* **RECORD LIST**
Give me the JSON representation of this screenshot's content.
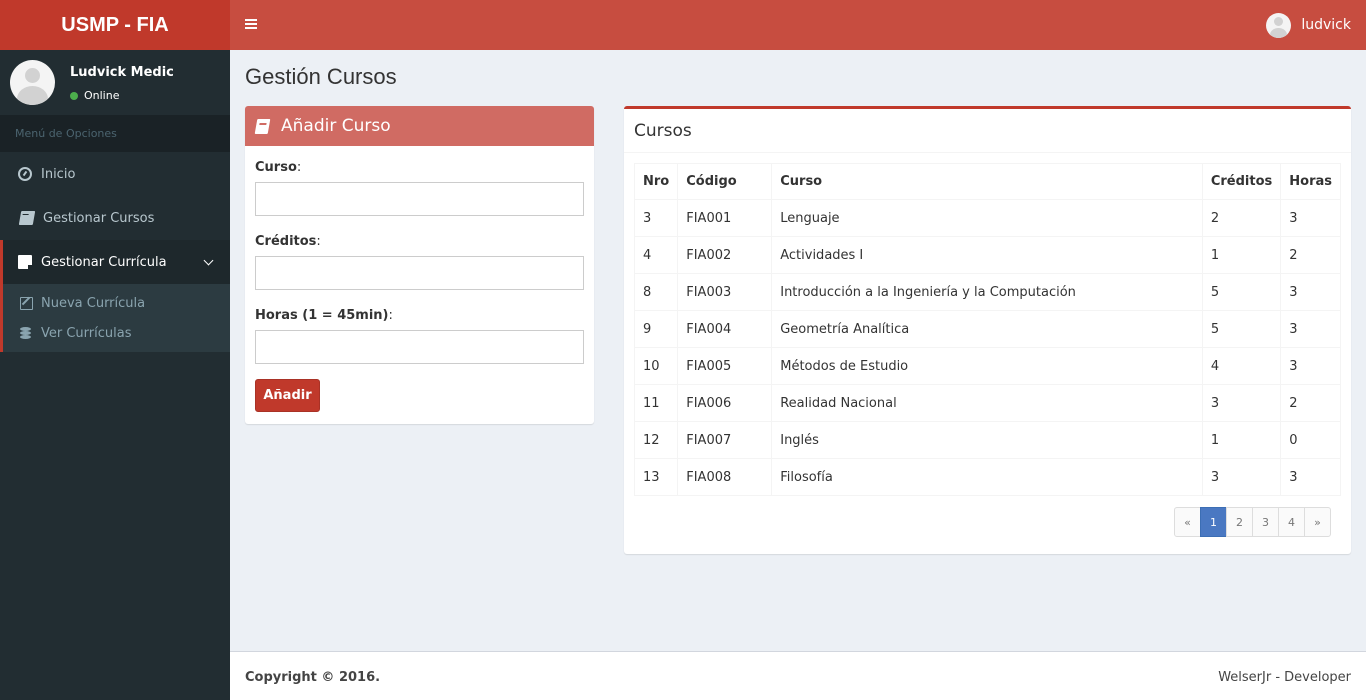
{
  "header": {
    "brand": "USMP - FIA",
    "user_name": "ludvick"
  },
  "sidebar": {
    "user": {
      "name": "Ludvick Medic",
      "status": "Online"
    },
    "menu_header": "Menú de Opciones",
    "items": [
      {
        "label": "Inicio",
        "icon": "dashboard-icon"
      },
      {
        "label": "Gestionar Cursos",
        "icon": "book-icon"
      },
      {
        "label": "Gestionar Currícula",
        "icon": "note-icon"
      }
    ],
    "subitems": [
      {
        "label": "Nueva Currícula",
        "icon": "edit-icon"
      },
      {
        "label": "Ver Currículas",
        "icon": "database-icon"
      }
    ]
  },
  "page": {
    "title": "Gestión Cursos"
  },
  "add_form": {
    "title": "Añadir Curso",
    "fields": [
      {
        "label": "Curso",
        "value": ""
      },
      {
        "label": "Créditos",
        "value": ""
      },
      {
        "label": "Horas (1 = 45min)",
        "value": ""
      }
    ],
    "submit_label": "Añadir"
  },
  "courses": {
    "title": "Cursos",
    "columns": [
      "Nro",
      "Código",
      "Curso",
      "Créditos",
      "Horas"
    ],
    "rows": [
      [
        "3",
        "FIA001",
        "Lenguaje",
        "2",
        "3"
      ],
      [
        "4",
        "FIA002",
        "Actividades I",
        "1",
        "2"
      ],
      [
        "8",
        "FIA003",
        "Introducción a la Ingeniería y la Computación",
        "5",
        "3"
      ],
      [
        "9",
        "FIA004",
        "Geometría Analítica",
        "5",
        "3"
      ],
      [
        "10",
        "FIA005",
        "Métodos de Estudio",
        "4",
        "3"
      ],
      [
        "11",
        "FIA006",
        "Realidad Nacional",
        "3",
        "2"
      ],
      [
        "12",
        "FIA007",
        "Inglés",
        "1",
        "0"
      ],
      [
        "13",
        "FIA008",
        "Filosofía",
        "3",
        "3"
      ]
    ],
    "pagination": {
      "prev": "«",
      "pages": [
        "1",
        "2",
        "3",
        "4"
      ],
      "next": "»",
      "current": "1"
    }
  },
  "footer": {
    "copyright": "Copyright © 2016.",
    "credit": "WelserJr - Developer"
  },
  "colors": {
    "accent": "#c0392b",
    "header": "#c74d40",
    "sidebar": "#222d32",
    "pagination_active": "#4a78c2"
  }
}
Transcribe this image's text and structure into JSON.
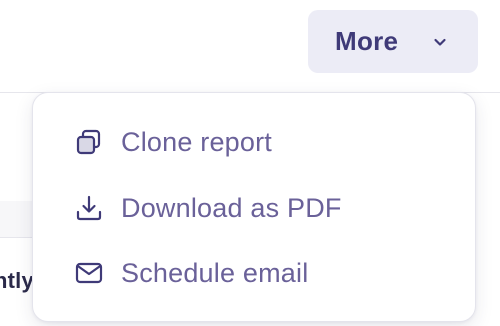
{
  "toolbar": {
    "more_label": "More"
  },
  "menu": {
    "items": [
      {
        "label": "Clone report",
        "icon": "clone-icon"
      },
      {
        "label": "Download as PDF",
        "icon": "download-icon"
      },
      {
        "label": "Schedule email",
        "icon": "mail-icon"
      }
    ]
  },
  "background": {
    "partial_text": "ntly"
  },
  "colors": {
    "accent": "#3f3a78",
    "menu_text": "#6a6199",
    "button_bg": "#ececf6"
  }
}
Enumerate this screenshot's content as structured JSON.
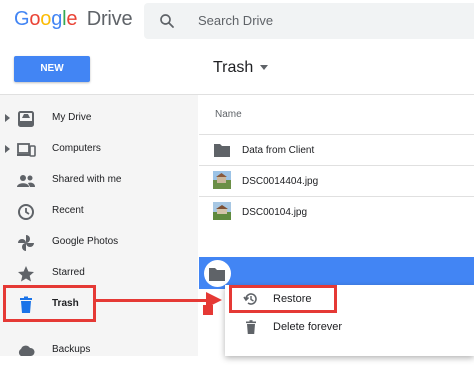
{
  "header": {
    "logo_google": "Google",
    "logo_product": "Drive",
    "search_placeholder": "Search Drive"
  },
  "toolbar": {
    "new_label": "NEW",
    "breadcrumb": "Trash"
  },
  "sidebar": {
    "items": [
      {
        "label": "My Drive",
        "icon": "my-drive-icon",
        "expandable": true
      },
      {
        "label": "Computers",
        "icon": "computers-icon",
        "expandable": true
      },
      {
        "label": "Shared with me",
        "icon": "people-icon",
        "expandable": false
      },
      {
        "label": "Recent",
        "icon": "clock-icon",
        "expandable": false
      },
      {
        "label": "Google Photos",
        "icon": "pinwheel-icon",
        "expandable": false
      },
      {
        "label": "Starred",
        "icon": "star-icon",
        "expandable": false
      },
      {
        "label": "Trash",
        "icon": "trash-icon",
        "expandable": false,
        "active": true
      },
      {
        "label": "Backups",
        "icon": "cloud-icon",
        "expandable": false
      }
    ]
  },
  "list": {
    "column_header": "Name",
    "files": [
      {
        "name": "Data from Client",
        "type": "folder"
      },
      {
        "name": "DSC0014404.jpg",
        "type": "image"
      },
      {
        "name": "DSC00104.jpg",
        "type": "image"
      },
      {
        "name": "",
        "type": "folder",
        "selected": true
      }
    ]
  },
  "context_menu": {
    "items": [
      {
        "label": "Restore",
        "icon": "restore-icon"
      },
      {
        "label": "Delete forever",
        "icon": "trash-icon"
      }
    ]
  },
  "colors": {
    "accent": "#4285f4",
    "annotation": "#e53935",
    "trash_active": "#1a73e8"
  }
}
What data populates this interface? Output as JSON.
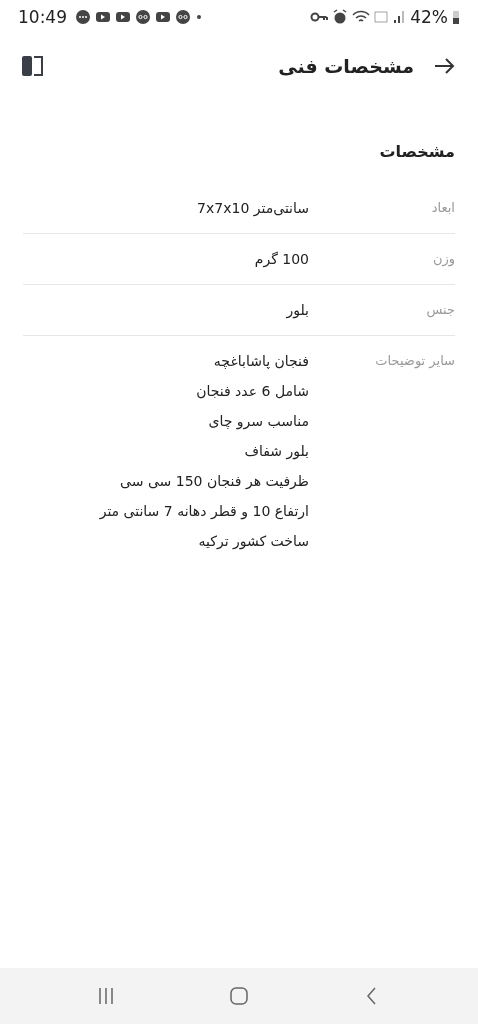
{
  "status_bar": {
    "time": "10:49",
    "battery": "42%"
  },
  "header": {
    "title": "مشخصات فنی"
  },
  "section_title": "مشخصات",
  "specs": [
    {
      "label": "ابعاد",
      "lines": [
        "سانتی‌متر 7x7x10"
      ]
    },
    {
      "label": "وزن",
      "lines": [
        "100 گرم"
      ]
    },
    {
      "label": "جنس",
      "lines": [
        "بلور"
      ]
    },
    {
      "label": "سایر توضیحات",
      "lines": [
        "فنجان پاشاباغچه",
        "شامل 6 عدد فنجان",
        "مناسب سرو چای",
        "بلور شفاف",
        "ظرفیت هر فنجان 150 سی سی",
        "ارتفاع 10 و قطر دهانه 7 سانتی متر",
        "ساخت کشور ترکیه"
      ]
    }
  ]
}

* **REQUIREMENTS**
Reproduce the data word for word, excluding its pictures.

* **SOLVED PROBLEM**
Give me the JSON representation of this screenshot's content.
{
  "header": {
    "brand": "USMP - FIA",
    "user_name": "ludvick"
  },
  "sidebar": {
    "user": {
      "name": "Ludvick Medic",
      "status": "Online"
    },
    "menu_header": "Menú de Opciones",
    "items": [
      {
        "label": "Inicio",
        "icon": "dashboard-icon"
      },
      {
        "label": "Gestionar Cursos",
        "icon": "book-icon"
      },
      {
        "label": "Gestionar Currícula",
        "icon": "note-icon"
      }
    ],
    "subitems": [
      {
        "label": "Nueva Currícula",
        "icon": "edit-icon"
      },
      {
        "label": "Ver Currículas",
        "icon": "database-icon"
      }
    ]
  },
  "page": {
    "title": "Gestión Cursos"
  },
  "add_form": {
    "title": "Añadir Curso",
    "fields": [
      {
        "label": "Curso",
        "value": ""
      },
      {
        "label": "Créditos",
        "value": ""
      },
      {
        "label": "Horas (1 = 45min)",
        "value": ""
      }
    ],
    "submit_label": "Añadir"
  },
  "courses": {
    "title": "Cursos",
    "columns": [
      "Nro",
      "Código",
      "Curso",
      "Créditos",
      "Horas"
    ],
    "rows": [
      [
        "3",
        "FIA001",
        "Lenguaje",
        "2",
        "3"
      ],
      [
        "4",
        "FIA002",
        "Actividades I",
        "1",
        "2"
      ],
      [
        "8",
        "FIA003",
        "Introducción a la Ingeniería y la Computación",
        "5",
        "3"
      ],
      [
        "9",
        "FIA004",
        "Geometría Analítica",
        "5",
        "3"
      ],
      [
        "10",
        "FIA005",
        "Métodos de Estudio",
        "4",
        "3"
      ],
      [
        "11",
        "FIA006",
        "Realidad Nacional",
        "3",
        "2"
      ],
      [
        "12",
        "FIA007",
        "Inglés",
        "1",
        "0"
      ],
      [
        "13",
        "FIA008",
        "Filosofía",
        "3",
        "3"
      ]
    ],
    "pagination": {
      "prev": "«",
      "pages": [
        "1",
        "2",
        "3",
        "4"
      ],
      "next": "»",
      "current": "1"
    }
  },
  "footer": {
    "copyright": "Copyright © 2016.",
    "credit": "WelserJr - Developer"
  },
  "colors": {
    "accent": "#c0392b",
    "header": "#c74d40",
    "sidebar": "#222d32",
    "pagination_active": "#4a78c2"
  }
}
Transcribe this image's text and structure into JSON.
{
  "toolbar": {
    "more_label": "More"
  },
  "menu": {
    "items": [
      {
        "label": "Clone report",
        "icon": "clone-icon"
      },
      {
        "label": "Download as PDF",
        "icon": "download-icon"
      },
      {
        "label": "Schedule email",
        "icon": "mail-icon"
      }
    ]
  },
  "background": {
    "partial_text": "ntly"
  },
  "colors": {
    "accent": "#3f3a78",
    "menu_text": "#6a6199",
    "button_bg": "#ececf6"
  }
}
Enumerate this screenshot's content as structured JSON.
{
  "header": {
    "logo_google": "Google",
    "logo_product": "Drive",
    "search_placeholder": "Search Drive"
  },
  "toolbar": {
    "new_label": "NEW",
    "breadcrumb": "Trash"
  },
  "sidebar": {
    "items": [
      {
        "label": "My Drive",
        "icon": "my-drive-icon",
        "expandable": true
      },
      {
        "label": "Computers",
        "icon": "computers-icon",
        "expandable": true
      },
      {
        "label": "Shared with me",
        "icon": "people-icon",
        "expandable": false
      },
      {
        "label": "Recent",
        "icon": "clock-icon",
        "expandable": false
      },
      {
        "label": "Google Photos",
        "icon": "pinwheel-icon",
        "expandable": false
      },
      {
        "label": "Starred",
        "icon": "star-icon",
        "expandable": false
      },
      {
        "label": "Trash",
        "icon": "trash-icon",
        "expandable": false,
        "active": true
      },
      {
        "label": "Backups",
        "icon": "cloud-icon",
        "expandable": false
      }
    ]
  },
  "list": {
    "column_header": "Name",
    "files": [
      {
        "name": "Data from Client",
        "type": "folder"
      },
      {
        "name": "DSC0014404.jpg",
        "type": "image"
      },
      {
        "name": "DSC00104.jpg",
        "type": "image"
      },
      {
        "name": "",
        "type": "folder",
        "selected": true
      }
    ]
  },
  "context_menu": {
    "items": [
      {
        "label": "Restore",
        "icon": "restore-icon"
      },
      {
        "label": "Delete forever",
        "icon": "trash-icon"
      }
    ]
  },
  "colors": {
    "accent": "#4285f4",
    "annotation": "#e53935",
    "trash_active": "#1a73e8"
  }
}
What data populates this interface? Output as JSON.
{
  "status_bar": {
    "time": "10:49",
    "battery": "42%"
  },
  "header": {
    "title": "مشخصات فنی"
  },
  "section_title": "مشخصات",
  "specs": [
    {
      "label": "ابعاد",
      "lines": [
        "سانتی‌متر 7x7x10"
      ]
    },
    {
      "label": "وزن",
      "lines": [
        "100 گرم"
      ]
    },
    {
      "label": "جنس",
      "lines": [
        "بلور"
      ]
    },
    {
      "label": "سایر توضیحات",
      "lines": [
        "فنجان پاشاباغچه",
        "شامل 6 عدد فنجان",
        "مناسب سرو چای",
        "بلور شفاف",
        "ظرفیت هر فنجان 150 سی سی",
        "ارتفاع 10 و قطر دهانه 7 سانتی متر",
        "ساخت کشور ترکیه"
      ]
    }
  ]
}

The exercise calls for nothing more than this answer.